Prompt
Look through the entries and report how many lines include the word "icon". Give the number alone.

Excerpted data
** BEGIN **
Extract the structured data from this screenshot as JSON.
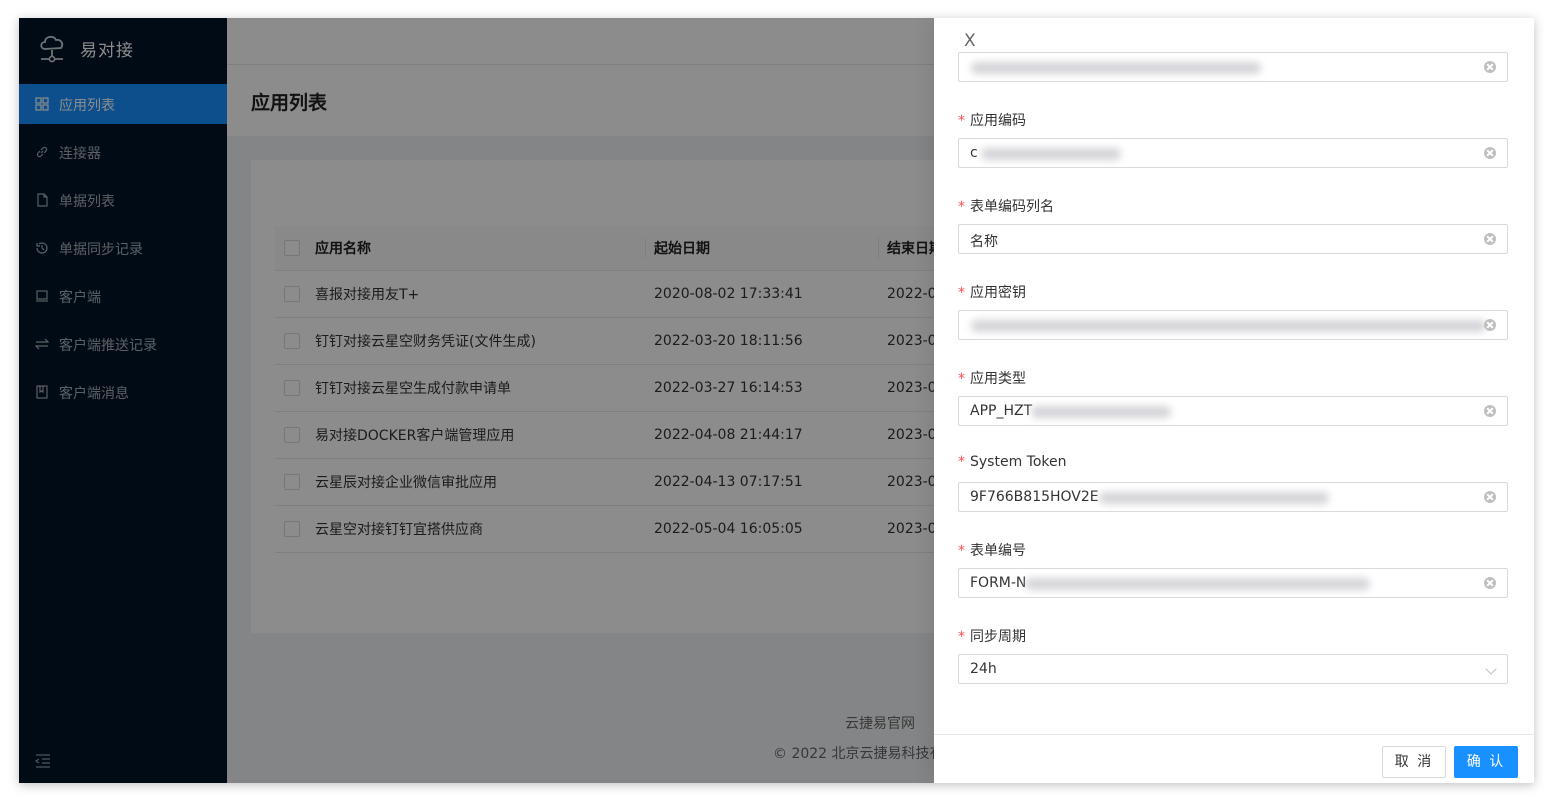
{
  "app": {
    "name": "易对接"
  },
  "sidebar": {
    "items": [
      {
        "label": "应用列表",
        "icon": "grid-icon",
        "active": true
      },
      {
        "label": "连接器",
        "icon": "link-icon",
        "active": false
      },
      {
        "label": "单据列表",
        "icon": "file-icon",
        "active": false
      },
      {
        "label": "单据同步记录",
        "icon": "history-icon",
        "active": false
      },
      {
        "label": "客户端",
        "icon": "laptop-icon",
        "active": false
      },
      {
        "label": "客户端推送记录",
        "icon": "swap-icon",
        "active": false
      },
      {
        "label": "客户端消息",
        "icon": "book-icon",
        "active": false
      }
    ]
  },
  "page": {
    "title": "应用列表"
  },
  "table": {
    "columns": [
      "应用名称",
      "起始日期",
      "结束日期"
    ],
    "rows": [
      {
        "name": "喜报对接用友T+",
        "start": "2020-08-02 17:33:41",
        "end": "2022-0"
      },
      {
        "name": "钉钉对接云星空财务凭证(文件生成)",
        "start": "2022-03-20 18:11:56",
        "end": "2023-0"
      },
      {
        "name": "钉钉对接云星空生成付款申请单",
        "start": "2022-03-27 16:14:53",
        "end": "2023-0"
      },
      {
        "name": "易对接DOCKER客户端管理应用",
        "start": "2022-04-08 21:44:17",
        "end": "2023-0"
      },
      {
        "name": "云星辰对接企业微信审批应用",
        "start": "2022-04-13 07:17:51",
        "end": "2023-0"
      },
      {
        "name": "云星空对接钉钉宜搭供应商",
        "start": "2022-05-04 16:05:05",
        "end": "2023-0"
      }
    ]
  },
  "footer": {
    "link": "云捷易官网",
    "copyright": "© 2022 北京云捷易科技有"
  },
  "drawer": {
    "close": "X",
    "fields": [
      {
        "label": "",
        "value": "",
        "required": false
      },
      {
        "label": "应用编码",
        "value": "c",
        "required": true
      },
      {
        "label": "表单编码列名",
        "value": "名称",
        "required": true
      },
      {
        "label": "应用密钥",
        "value": "",
        "required": true
      },
      {
        "label": "应用类型",
        "value": "APP_HZT",
        "required": true
      },
      {
        "label": "System Token",
        "value": "9F766B815HOV2E",
        "required": true
      },
      {
        "label": "表单编号",
        "value": "FORM-N",
        "required": true
      },
      {
        "label": "同步周期",
        "value": "24h",
        "required": true
      }
    ],
    "cancel": "取 消",
    "ok": "确 认"
  },
  "colors": {
    "sidebar_bg": "#001529",
    "active": "#1890ff",
    "required": "#ff4d4f"
  }
}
** END **
Full answer
7